REQUEST: A verbatim copy of the records is required, with all pictures left out.
+++ GIVEN RECORDS
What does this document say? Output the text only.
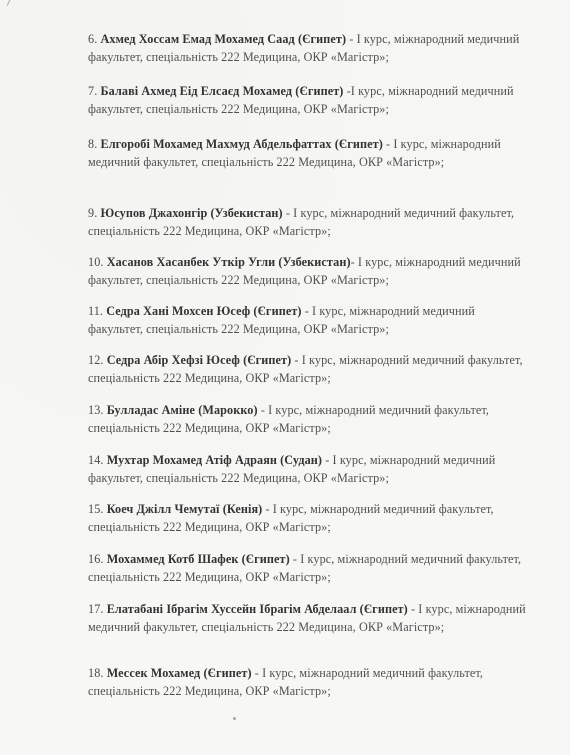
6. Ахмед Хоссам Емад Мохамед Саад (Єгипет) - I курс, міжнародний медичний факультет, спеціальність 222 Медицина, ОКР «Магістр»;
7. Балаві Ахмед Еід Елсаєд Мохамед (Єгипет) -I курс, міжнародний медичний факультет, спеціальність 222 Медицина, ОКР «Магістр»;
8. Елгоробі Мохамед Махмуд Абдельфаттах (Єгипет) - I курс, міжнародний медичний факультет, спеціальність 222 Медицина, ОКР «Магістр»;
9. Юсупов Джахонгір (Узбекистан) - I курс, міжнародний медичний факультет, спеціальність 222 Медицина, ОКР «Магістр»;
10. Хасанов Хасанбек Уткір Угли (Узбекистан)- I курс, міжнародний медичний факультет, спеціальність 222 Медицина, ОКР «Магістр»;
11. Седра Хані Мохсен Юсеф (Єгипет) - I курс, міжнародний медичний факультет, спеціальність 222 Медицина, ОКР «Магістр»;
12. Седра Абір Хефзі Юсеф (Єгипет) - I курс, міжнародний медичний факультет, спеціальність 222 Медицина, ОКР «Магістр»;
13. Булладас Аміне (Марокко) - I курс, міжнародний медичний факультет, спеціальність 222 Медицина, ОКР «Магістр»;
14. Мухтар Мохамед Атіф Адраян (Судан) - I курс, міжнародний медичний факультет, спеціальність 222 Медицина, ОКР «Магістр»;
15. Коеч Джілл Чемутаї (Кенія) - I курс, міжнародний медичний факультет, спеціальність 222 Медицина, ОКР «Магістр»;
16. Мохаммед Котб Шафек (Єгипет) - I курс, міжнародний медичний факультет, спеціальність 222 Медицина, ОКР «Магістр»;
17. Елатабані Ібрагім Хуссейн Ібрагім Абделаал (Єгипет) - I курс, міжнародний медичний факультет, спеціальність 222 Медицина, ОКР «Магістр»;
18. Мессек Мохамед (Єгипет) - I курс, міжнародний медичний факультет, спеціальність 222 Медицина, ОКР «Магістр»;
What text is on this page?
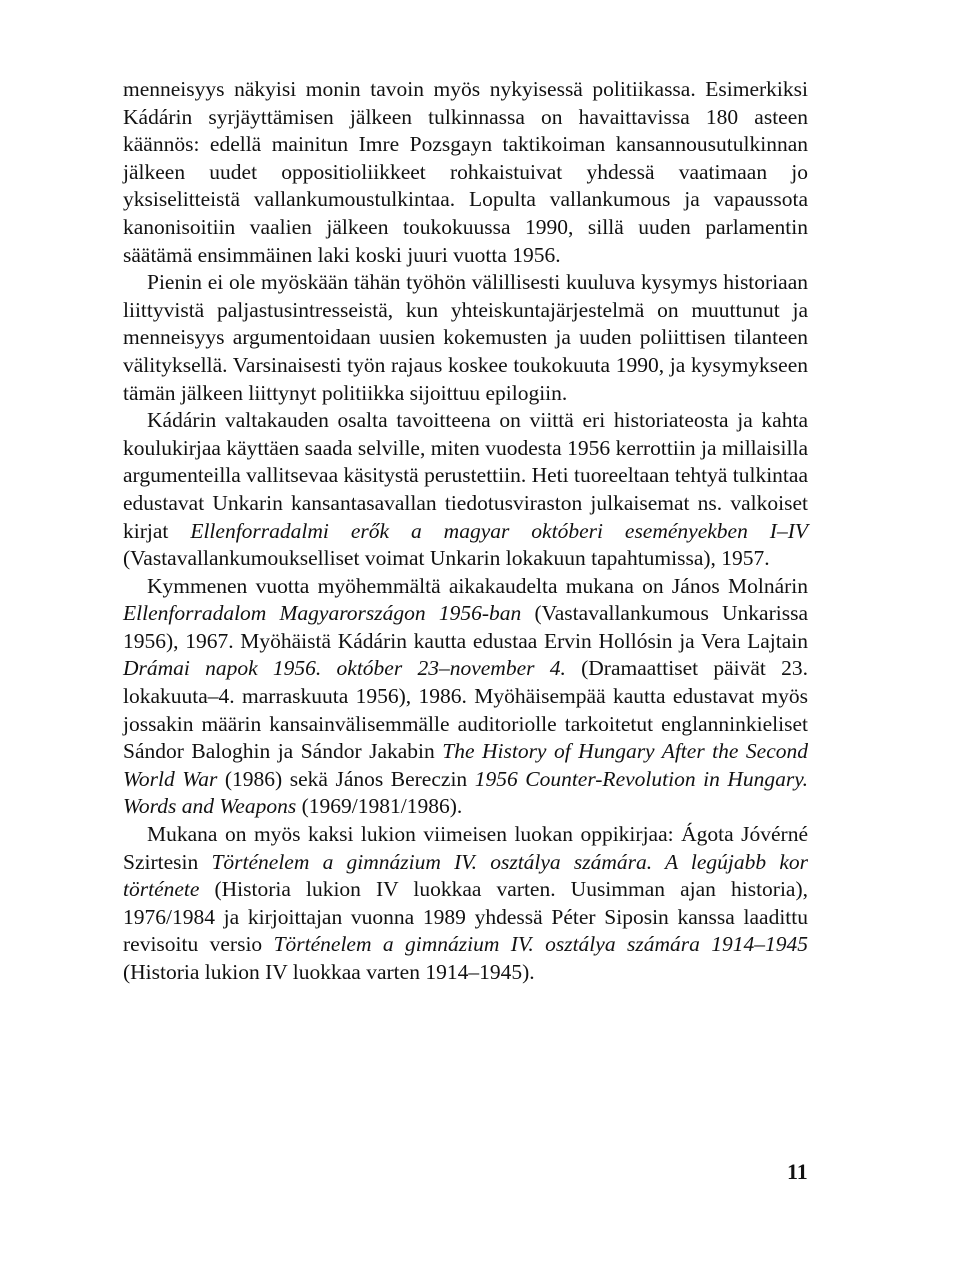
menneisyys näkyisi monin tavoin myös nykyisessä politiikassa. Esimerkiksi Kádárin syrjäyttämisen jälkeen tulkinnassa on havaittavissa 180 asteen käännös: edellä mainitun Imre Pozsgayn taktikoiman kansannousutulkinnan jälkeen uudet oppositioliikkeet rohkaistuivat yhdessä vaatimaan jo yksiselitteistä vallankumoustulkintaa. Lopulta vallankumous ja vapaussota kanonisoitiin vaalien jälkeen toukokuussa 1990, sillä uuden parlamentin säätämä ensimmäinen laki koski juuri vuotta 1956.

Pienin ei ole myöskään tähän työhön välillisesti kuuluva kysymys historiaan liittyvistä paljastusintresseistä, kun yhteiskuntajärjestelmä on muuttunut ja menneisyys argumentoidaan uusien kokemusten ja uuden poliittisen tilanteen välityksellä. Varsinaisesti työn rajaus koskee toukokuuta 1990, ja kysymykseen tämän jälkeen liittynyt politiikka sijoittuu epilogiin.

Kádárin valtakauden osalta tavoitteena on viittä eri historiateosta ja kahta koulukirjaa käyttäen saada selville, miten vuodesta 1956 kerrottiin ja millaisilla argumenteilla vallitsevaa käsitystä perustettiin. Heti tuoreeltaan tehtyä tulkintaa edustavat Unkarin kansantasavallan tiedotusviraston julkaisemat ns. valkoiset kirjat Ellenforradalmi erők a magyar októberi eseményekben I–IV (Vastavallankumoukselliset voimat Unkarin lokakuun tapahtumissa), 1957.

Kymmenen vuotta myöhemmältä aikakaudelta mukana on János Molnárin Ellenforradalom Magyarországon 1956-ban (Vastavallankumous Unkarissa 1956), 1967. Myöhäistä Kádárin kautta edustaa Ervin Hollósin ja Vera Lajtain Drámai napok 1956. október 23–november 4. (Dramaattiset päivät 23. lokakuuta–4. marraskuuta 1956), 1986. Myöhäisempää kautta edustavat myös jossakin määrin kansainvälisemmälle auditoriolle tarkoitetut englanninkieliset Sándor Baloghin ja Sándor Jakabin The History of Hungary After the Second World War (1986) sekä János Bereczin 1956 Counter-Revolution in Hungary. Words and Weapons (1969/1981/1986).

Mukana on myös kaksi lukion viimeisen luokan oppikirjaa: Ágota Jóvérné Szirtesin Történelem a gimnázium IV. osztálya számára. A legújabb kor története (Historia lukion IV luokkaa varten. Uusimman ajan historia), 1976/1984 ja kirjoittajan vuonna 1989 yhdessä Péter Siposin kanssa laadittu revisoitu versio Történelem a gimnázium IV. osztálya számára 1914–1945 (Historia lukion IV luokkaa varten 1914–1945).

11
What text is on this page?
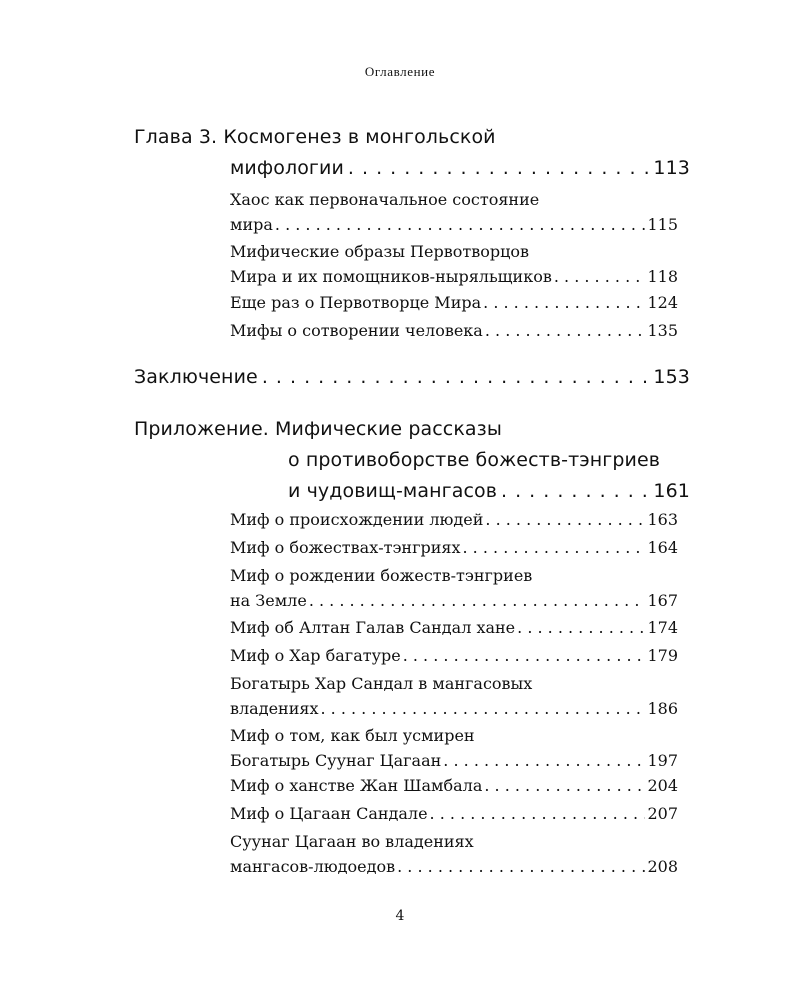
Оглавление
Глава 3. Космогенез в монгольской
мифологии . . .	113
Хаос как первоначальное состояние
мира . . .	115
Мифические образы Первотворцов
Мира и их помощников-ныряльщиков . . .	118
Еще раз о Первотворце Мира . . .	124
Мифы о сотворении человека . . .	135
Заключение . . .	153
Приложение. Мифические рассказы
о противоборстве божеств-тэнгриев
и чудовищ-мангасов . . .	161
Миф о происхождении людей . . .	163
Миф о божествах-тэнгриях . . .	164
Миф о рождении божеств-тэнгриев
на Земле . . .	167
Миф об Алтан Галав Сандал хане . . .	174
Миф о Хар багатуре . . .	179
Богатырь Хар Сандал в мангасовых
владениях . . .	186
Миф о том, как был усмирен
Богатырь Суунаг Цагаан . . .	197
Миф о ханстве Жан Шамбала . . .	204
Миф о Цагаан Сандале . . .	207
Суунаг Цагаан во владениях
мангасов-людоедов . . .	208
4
++++++
OUTPUT FOR THIS TASK:
What does this document say? Output the text only.
6. Ахмед Хоссам Емад Мохамед Саад (Єгипет) - I курс, міжнародний медичний факультет, спеціальність 222 Медицина, ОКР «Магістр»;
7. Балаві Ахмед Еід Елсаєд Мохамед (Єгипет) -I курс, міжнародний медичний факультет, спеціальність 222 Медицина, ОКР «Магістр»;
8. Елгоробі Мохамед Махмуд Абдельфаттах (Єгипет) - I курс, міжнародний медичний факультет, спеціальність 222 Медицина, ОКР «Магістр»;
9. Юсупов Джахонгір (Узбекистан) - I курс, міжнародний медичний факультет, спеціальність 222 Медицина, ОКР «Магістр»;
10. Хасанов Хасанбек Уткір Угли (Узбекистан)- I курс, міжнародний медичний факультет, спеціальність 222 Медицина, ОКР «Магістр»;
11. Седра Хані Мохсен Юсеф (Єгипет) - I курс, міжнародний медичний факультет, спеціальність 222 Медицина, ОКР «Магістр»;
12. Седра Абір Хефзі Юсеф (Єгипет) - I курс, міжнародний медичний факультет, спеціальність 222 Медицина, ОКР «Магістр»;
13. Булладас Аміне (Марокко) - I курс, міжнародний медичний факультет, спеціальність 222 Медицина, ОКР «Магістр»;
14. Мухтар Мохамед Атіф Адраян (Судан) - I курс, міжнародний медичний факультет, спеціальність 222 Медицина, ОКР «Магістр»;
15. Коеч Джілл Чемутаї (Кенія) - I курс, міжнародний медичний факультет, спеціальність 222 Медицина, ОКР «Магістр»;
16. Мохаммед Котб Шафек (Єгипет) - I курс, міжнародний медичний факультет, спеціальність 222 Медицина, ОКР «Магістр»;
17. Елатабані Ібрагім Хуссейн Ібрагім Абделаал (Єгипет) - I курс, міжнародний медичний факультет, спеціальність 222 Медицина, ОКР «Магістр»;
18. Мессек Мохамед (Єгипет) - I курс, міжнародний медичний факультет, спеціальність 222 Медицина, ОКР «Магістр»;
What text is on this page?
menneisyys näkyisi monin tavoin myös nykyisessä politiikassa. Esimerkiksi Kádárin syrjäyttämisen jälkeen tulkinnassa on havaittavissa 180 asteen käännös: edellä mainitun Imre Pozsgayn taktikoiman kansannousutulkinnan jälkeen uudet oppositioliikkeet rohkaistuivat yhdessä vaatimaan jo yksiselitteistä vallankumoustulkintaa. Lopulta vallankumous ja vapaussota kanonisoitiin vaalien jälkeen toukokuussa 1990, sillä uuden parlamentin säätämä ensimmäinen laki koski juuri vuotta 1956.

Pienin ei ole myöskään tähän työhön välillisesti kuuluva kysymys historiaan liittyvistä paljastusintresseistä, kun yhteiskuntajärjestelmä on muuttunut ja menneisyys argumentoidaan uusien kokemusten ja uuden poliittisen tilanteen välityksellä. Varsinaisesti työn rajaus koskee toukokuuta 1990, ja kysymykseen tämän jälkeen liittynyt politiikka sijoittuu epilogiin.

Kádárin valtakauden osalta tavoitteena on viittä eri historiateosta ja kahta koulukirjaa käyttäen saada selville, miten vuodesta 1956 kerrottiin ja millaisilla argumenteilla vallitsevaa käsitystä perustettiin. Heti tuoreeltaan tehtyä tulkintaa edustavat Unkarin kansantasavallan tiedotusviraston julkaisemat ns. valkoiset kirjat Ellenforradalmi erők a magyar októberi eseményekben I–IV (Vastavallankumoukselliset voimat Unkarin lokakuun tapahtumissa), 1957.

Kymmenen vuotta myöhemmältä aikakaudelta mukana on János Molnárin Ellenforradalom Magyarországon 1956-ban (Vastavallankumous Unkarissa 1956), 1967. Myöhäistä Kádárin kautta edustaa Ervin Hollósin ja Vera Lajtain Drámai napok 1956. október 23–november 4. (Dramaattiset päivät 23. lokakuuta–4. marraskuuta 1956), 1986. Myöhäisempää kautta edustavat myös jossakin määrin kansainvälisemmälle auditoriolle tarkoitetut englanninkieliset Sándor Baloghin ja Sándor Jakabin The History of Hungary After the Second World War (1986) sekä János Bereczin 1956 Counter-Revolution in Hungary. Words and Weapons (1969/1981/1986).

Mukana on myös kaksi lukion viimeisen luokan oppikirjaa: Ágota Jóvérné Szirtesin Történelem a gimnázium IV. osztálya számára. A legújabb kor története (Historia lukion IV luokkaa varten. Uusimman ajan historia), 1976/1984 ja kirjoittajan vuonna 1989 yhdessä Péter Siposin kanssa laadittu revisoitu versio Történelem a gimnázium IV. osztálya számára 1914–1945 (Historia lukion IV luokkaa varten 1914–1945).

11
What text is on this page?
Оглавление
Глава 3. Космогенез в монгольской
мифологии . . .	113
Хаос как первоначальное состояние
мира . . .	115
Мифические образы Первотворцов
Мира и их помощников-ныряльщиков . . .	118
Еще раз о Первотворце Мира . . .	124
Мифы о сотворении человека . . .	135
Заключение . . .	153
Приложение. Мифические рассказы
о противоборстве божеств-тэнгриев
и чудовищ-мангасов . . .	161
Миф о происхождении людей . . .	163
Миф о божествах-тэнгриях . . .	164
Миф о рождении божеств-тэнгриев
на Земле . . .	167
Миф об Алтан Галав Сандал хане . . .	174
Миф о Хар багатуре . . .	179
Богатырь Хар Сандал в мангасовых
владениях . . .	186
Миф о том, как был усмирен
Богатырь Суунаг Цагаан . . .	197
Миф о ханстве Жан Шамбала . . .	204
Миф о Цагаан Сандале . . .	207
Суунаг Цагаан во владениях
мангасов-людоедов . . .	208
4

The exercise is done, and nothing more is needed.